__Aim of the task__
Below are records. Transcribe exactly the lines from the one that contains "Read this page and output its text content." through the last line, leaving any pictures out.

__Provided data__
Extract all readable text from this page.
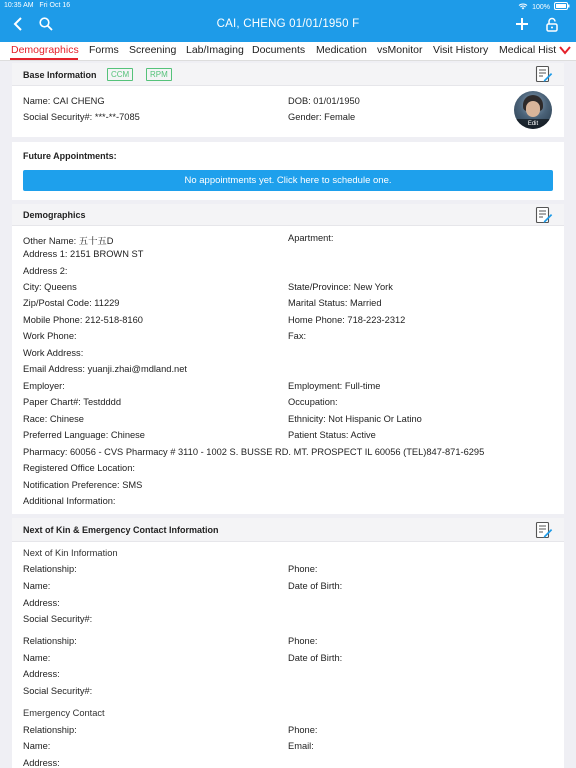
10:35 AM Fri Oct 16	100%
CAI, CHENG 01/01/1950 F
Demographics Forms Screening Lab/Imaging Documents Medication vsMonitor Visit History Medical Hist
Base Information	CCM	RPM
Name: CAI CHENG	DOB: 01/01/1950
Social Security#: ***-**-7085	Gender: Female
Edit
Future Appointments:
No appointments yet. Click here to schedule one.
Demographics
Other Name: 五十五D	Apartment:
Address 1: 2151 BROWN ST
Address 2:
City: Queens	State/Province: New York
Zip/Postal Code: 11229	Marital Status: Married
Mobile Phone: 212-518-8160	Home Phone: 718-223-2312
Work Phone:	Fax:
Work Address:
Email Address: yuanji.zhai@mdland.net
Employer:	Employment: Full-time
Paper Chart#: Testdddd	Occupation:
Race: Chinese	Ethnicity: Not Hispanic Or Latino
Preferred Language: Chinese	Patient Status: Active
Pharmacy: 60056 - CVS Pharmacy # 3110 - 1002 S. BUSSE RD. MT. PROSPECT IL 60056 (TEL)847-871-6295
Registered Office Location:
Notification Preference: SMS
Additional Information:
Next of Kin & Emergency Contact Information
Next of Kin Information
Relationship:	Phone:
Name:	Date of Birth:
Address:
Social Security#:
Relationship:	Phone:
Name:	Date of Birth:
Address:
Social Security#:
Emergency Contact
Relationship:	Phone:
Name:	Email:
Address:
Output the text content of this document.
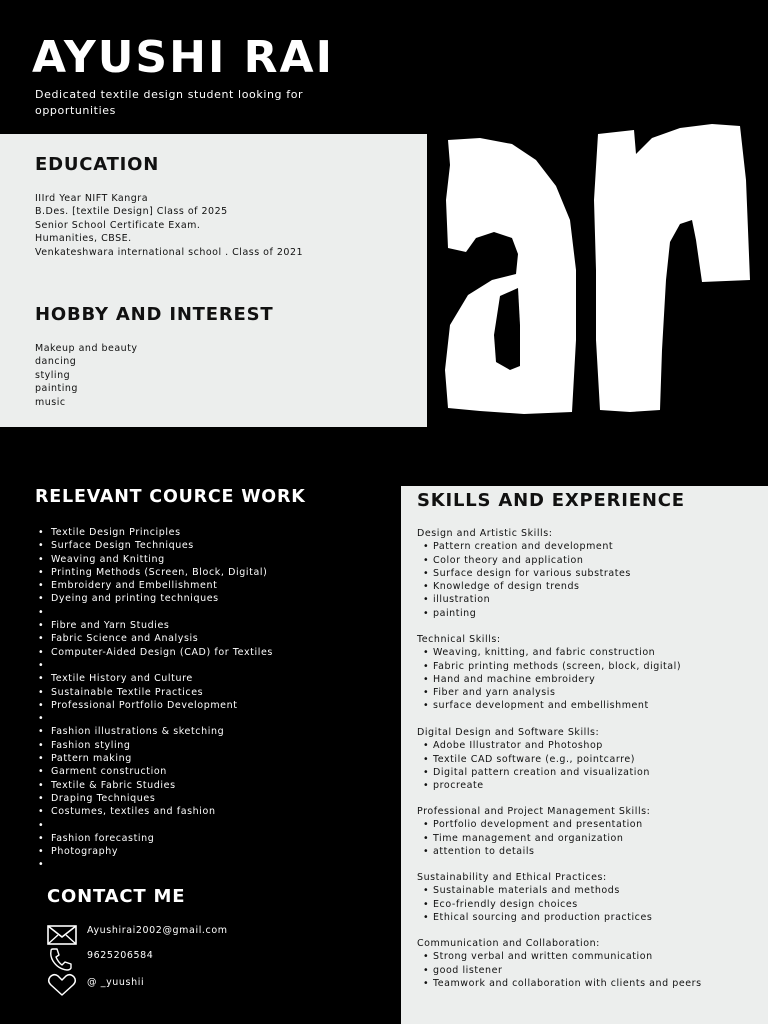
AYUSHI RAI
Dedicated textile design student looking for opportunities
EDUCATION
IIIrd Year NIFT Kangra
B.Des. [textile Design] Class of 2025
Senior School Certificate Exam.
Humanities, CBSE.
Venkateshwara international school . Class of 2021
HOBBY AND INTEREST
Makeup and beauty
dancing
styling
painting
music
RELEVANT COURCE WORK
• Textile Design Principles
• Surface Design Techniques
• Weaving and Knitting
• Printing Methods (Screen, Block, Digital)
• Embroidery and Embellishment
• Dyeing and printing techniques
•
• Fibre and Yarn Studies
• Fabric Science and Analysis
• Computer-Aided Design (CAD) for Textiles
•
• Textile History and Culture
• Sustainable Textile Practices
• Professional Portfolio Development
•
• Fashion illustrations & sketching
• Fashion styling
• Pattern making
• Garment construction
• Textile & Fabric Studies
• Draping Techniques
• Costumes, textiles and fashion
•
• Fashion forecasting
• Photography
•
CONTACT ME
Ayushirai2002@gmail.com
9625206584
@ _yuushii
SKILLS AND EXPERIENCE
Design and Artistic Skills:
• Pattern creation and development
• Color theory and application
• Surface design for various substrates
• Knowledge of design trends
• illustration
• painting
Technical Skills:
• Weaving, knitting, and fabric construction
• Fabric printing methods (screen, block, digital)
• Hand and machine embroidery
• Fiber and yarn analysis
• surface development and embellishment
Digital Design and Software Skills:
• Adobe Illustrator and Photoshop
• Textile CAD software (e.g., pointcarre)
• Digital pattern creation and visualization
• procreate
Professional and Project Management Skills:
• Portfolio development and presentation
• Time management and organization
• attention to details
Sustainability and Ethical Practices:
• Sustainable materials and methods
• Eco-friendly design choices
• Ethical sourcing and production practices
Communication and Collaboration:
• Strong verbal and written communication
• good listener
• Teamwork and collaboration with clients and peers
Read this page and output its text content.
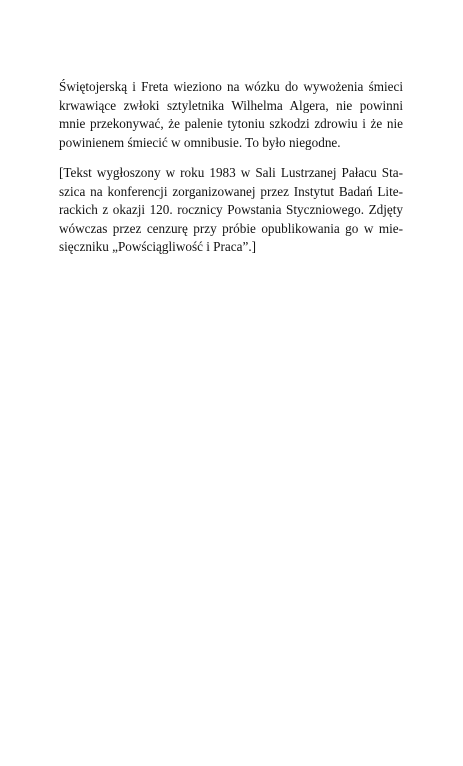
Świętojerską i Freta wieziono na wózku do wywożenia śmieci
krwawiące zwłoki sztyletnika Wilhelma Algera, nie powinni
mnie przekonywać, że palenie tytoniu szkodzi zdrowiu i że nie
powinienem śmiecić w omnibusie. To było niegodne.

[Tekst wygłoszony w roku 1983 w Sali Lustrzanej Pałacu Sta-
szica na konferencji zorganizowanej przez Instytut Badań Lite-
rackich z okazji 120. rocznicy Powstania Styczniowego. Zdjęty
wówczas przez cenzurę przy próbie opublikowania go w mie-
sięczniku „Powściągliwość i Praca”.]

__Worked answer__
Read this page and output its text content.
Świętojerską i Freta wieziono na wózku do wywożenia śmieci
krwawiące zwłoki sztyletnika Wilhelma Algera, nie powinni
mnie przekonywać, że palenie tytoniu szkodzi zdrowiu i że nie
powinienem śmiecić w omnibusie. To było niegodne.

[Tekst wygłoszony w roku 1983 w Sali Lustrzanej Pałacu Sta-
szica na konferencji zorganizowanej przez Instytut Badań Lite-
rackich z okazji 120. rocznicy Powstania Styczniowego. Zdjęty
wówczas przez cenzurę przy próbie opublikowania go w mie-
sięczniku „Powściągliwość i Praca”.]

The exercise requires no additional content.